■ WORK REQUIRED: Select all lines in the records that include "slag".

** START OF EXTRACTED INFORMATION **

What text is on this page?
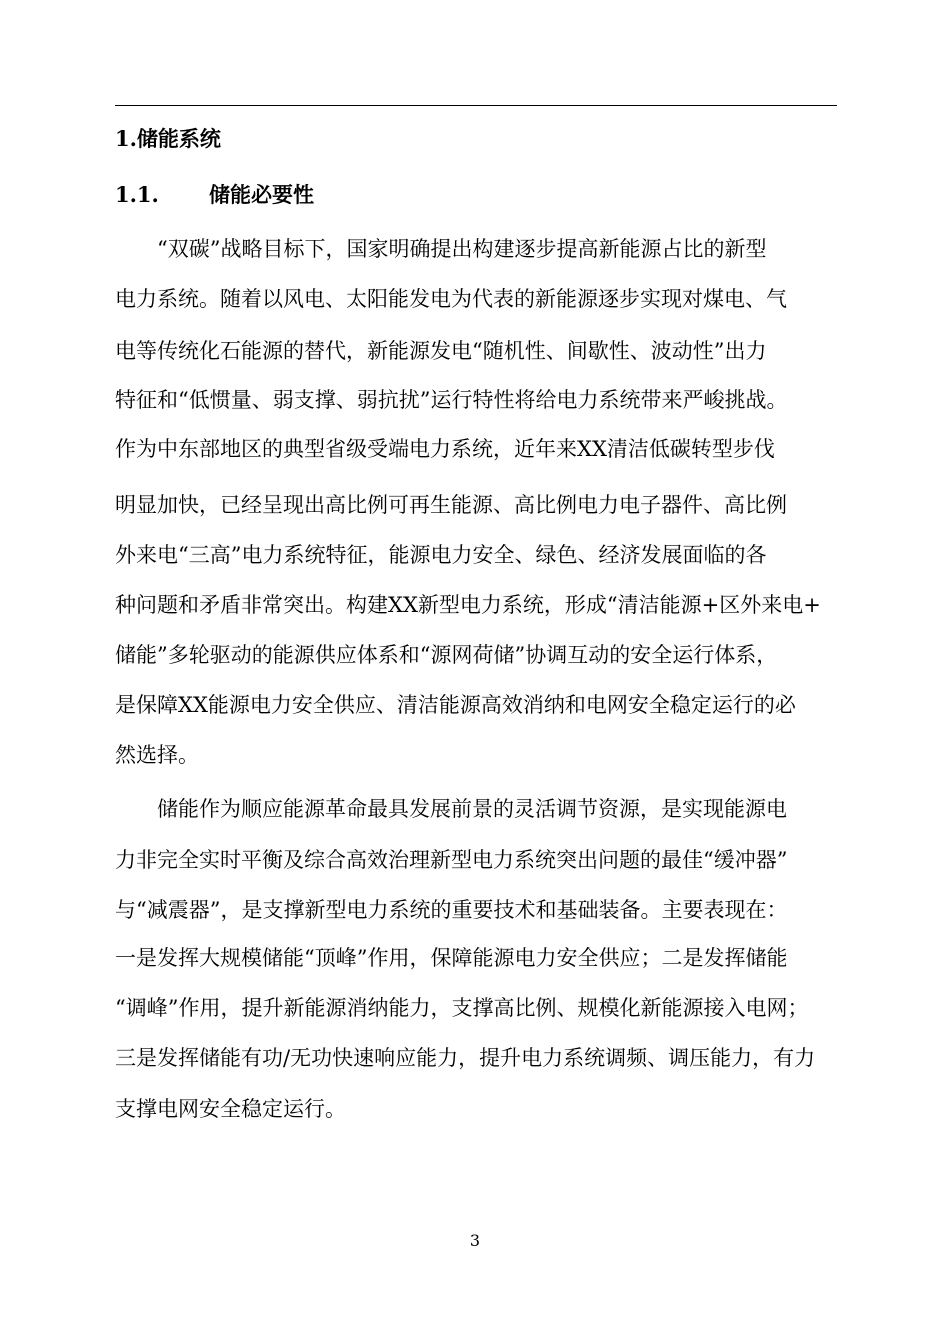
1.储能系统
1.1. 储能必要性
“双碳”战略目标下，国家明确提出构建逐步提高新能源占比的新型
电力系统。随着以风电、太阳能发电为代表的新能源逐步实现对煤电、气
电等传统化石能源的替代，新能源发电“随机性、间歇性、波动性”出力
特征和“低惯量、弱支撑、弱抗扰”运行特性将给电力系统带来严峻挑战。
作为中东部地区的典型省级受端电力系统，近年来XX清洁低碳转型步伐
明显加快，已经呈现出高比例可再生能源、高比例电力电子器件、高比例
外来电“三高”电力系统特征，能源电力安全、绿色、经济发展面临的各
种问题和矛盾非常突出。构建XX新型电力系统，形成“清洁能源+区外来电+
储能”多轮驱动的能源供应体系和“源网荷储”协调互动的安全运行体系，
是保障XX能源电力安全供应、清洁能源高效消纳和电网安全稳定运行的必
然选择。
储能作为顺应能源革命最具发展前景的灵活调节资源，是实现能源电
力非完全实时平衡及综合高效治理新型电力系统突出问题的最佳“缓冲器”
与“减震器”，是支撑新型电力系统的重要技术和基础装备。主要表现在：
一是发挥大规模储能“顶峰”作用，保障能源电力安全供应；二是发挥储能
“调峰”作用，提升新能源消纳能力，支撑高比例、规模化新能源接入电网；
三是发挥储能有功/无功快速响应能力，提升电力系统调频、调压能力，有力
支撑电网安全稳定运行。
3
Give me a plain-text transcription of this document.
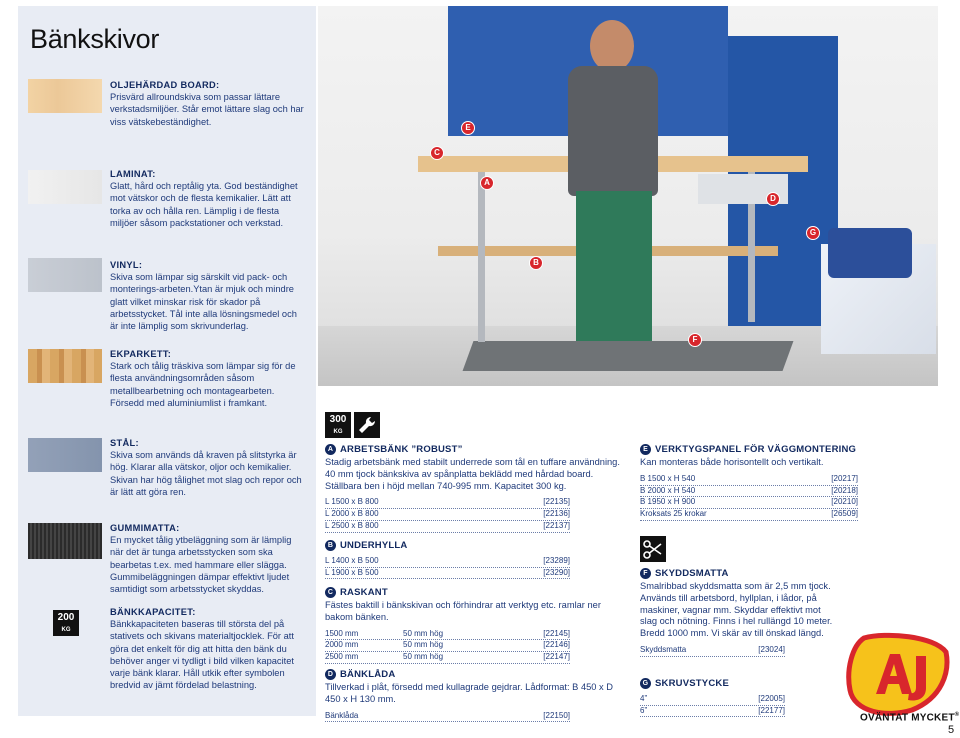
Bänkskivor
OLJEHÄRDAD BOARD:
Prisvärd allroundskiva som passar lättare verkstadsmiljöer. Står emot lättare slag och har viss vätskebeständighet.
LAMINAT:
Glatt, hård och reptålig yta. God beständighet mot vätskor och de flesta kemikalier. Lätt att torka av och hålla ren. Lämplig i de flesta miljöer såsom packstationer och verkstad.
VINYL:
Skiva som lämpar sig särskilt vid pack- och monterings-arbeten.Ytan är mjuk och mindre glatt vilket minskar risk för skador på arbetsstycket. Tål inte alla lösningsmedel och är inte lämplig som skrivunderlag.
EKPARKETT:
Stark och tålig träskiva som lämpar sig för de flesta användningsområden såsom metallbearbetning och montagearbeten. Försedd med aluminiumlist i framkant.
STÅL:
Skiva som används då kraven på slitstyrka är hög. Klarar alla vätskor, oljor och kemikalier. Skivan har hög tålighet mot slag och repor och är lätt att göra ren.
GUMMIMATTA:
En mycket tålig ytbeläggning som är lämplig när det är tunga arbetsstycken som ska bearbetas t.ex. med hammare eller slägga. Gummibeläggningen dämpar effektivt ljudet samtidigt som arbetsstycket skyddas.
BÄNKKAPACITET:
Bänkkapaciteten baseras till största del på stativets och skivans materialtjocklek. För att göra det enkelt för dig att hitta den bänk du behöver anger vi tydligt i bild vilken kapacitet varje bänk klarar. Håll utkik efter symbolen bredvid av jämt fördelad belastning.
200
KG
E
C
A
D
G
B
F
300
KG
A ARBETSBÄNK ”ROBUST”

Stadig arbetsbänk med stabilt underrede som tål en tuffare användning. 40 mm tjock bänkskiva av spånplatta beklädd med hårdad board. Ställbara ben i höjd mellan 740-995 mm. Kapacitet 300 kg.

L 1500 x B 800	[22135]
L 2000 x B 800	[22136]
L 2500 x B 800	[22137]
B UNDERHYLLA
L 1400 x B 500	[23289]
L 1900 x B 500	[23290]
C RASKANT

Fästes baktill i bänkskivan och förhindrar att verktyg etc. ramlar ner bakom bänken.

1500 mm	50 mm hög	[22145]
2000 mm	50 mm hög	[22146]
2500 mm	50 mm hög	[22147]
D BÄNKLÅDA

Tillverkad i plåt, försedd med kullagrade gejdrar. Lådformat: B 450 x D 450 x H 130 mm.

Bänklåda	[22150]
E VERKTYGSPANEL FÖR VÄGGMONTERING

Kan monteras både horisontellt och vertikalt.

B 1500 x H 540	[20217]
B 2000 x H 540	[20218]
B 1950 x H 900	[20210]
Kroksats 25 krokar	[26509]
F SKYDDSMATTA

Smalribbad skyddsmatta som är 2,5 mm tjock. Används till arbetsbord, hyllplan, i lådor, på maskiner, vagnar mm. Skyddar effektivt mot slag och nötning. Finns i hel rullängd 10 meter. Bredd 1000 mm. Vi skär av till önskad längd.

Skyddsmatta	[23024]
G SKRUVSTYCKE
4”	[22005]
6”	[22177]
OVÄNTAT MYCKET®
5
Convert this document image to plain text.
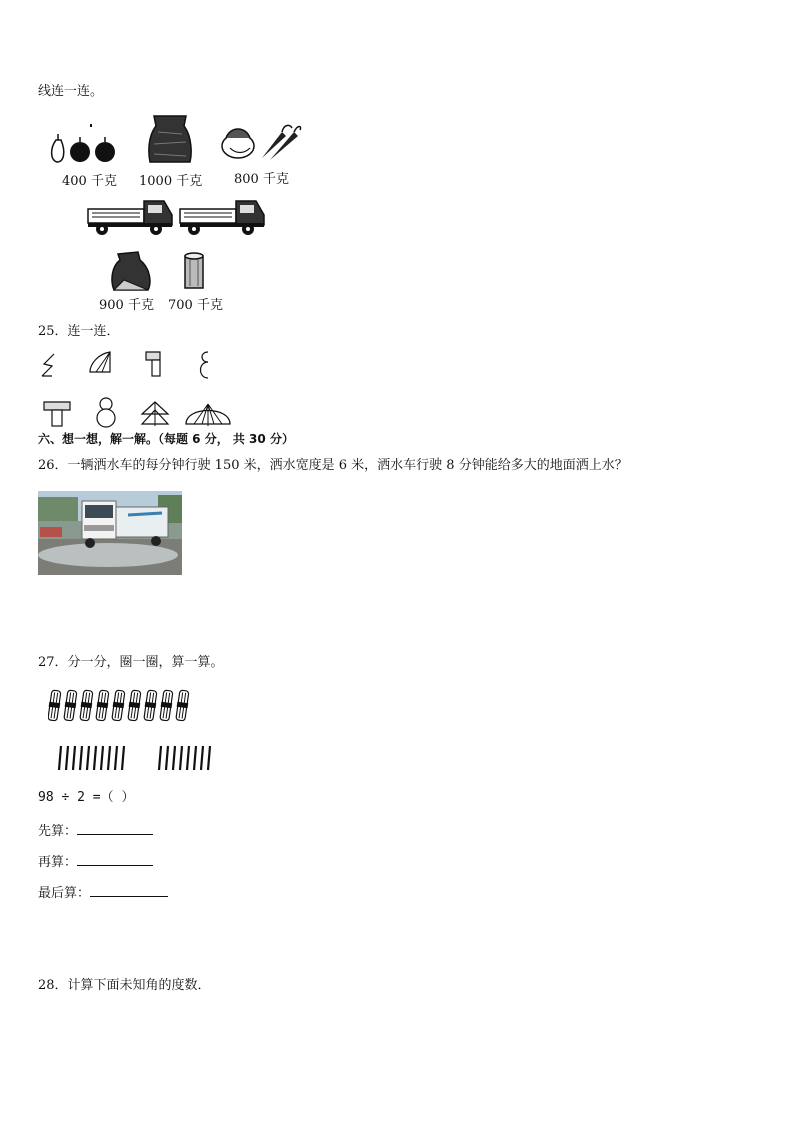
线连一连。
400 千克 1000 千克 800 千克
900 千克 700 千克
25．连一连．
六、想一想，解一解。（每题 6 分， 共 30 分）
26．一辆洒水车的每分钟行驶 150 米，洒水宽度是 6 米，洒水车行驶 8 分钟能给多大的地面洒上水？
27．分一分，圈一圈，算一算。
98 ÷ 2 =（ ）
先算：
再算：
最后算：
28．计算下面未知角的度数．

** END OF EXTRACTED INFORMATION **

■ ANSWER TO THIS EXERCISE:
Prisvärd allroundskiva som passar lättare verkstadsmiljöer. Står emot lättare slag och har viss vätskebeständighet.
Skiva som används då kraven på slitstyrka är hög. Klarar alla vätskor, oljor och kemikalier. Skivan har hög tålighet mot slag och repor och är lätt att göra ren.
Smalribbad skyddsmatta som är 2,5 mm tjock. Används till arbetsbord, hyllplan, i lådor, på maskiner, vagnar mm. Skyddar effektivt mot slag och nötning. Finns i hel rullängd 10 meter. Bredd 1000 mm. Vi skär av till önskad längd.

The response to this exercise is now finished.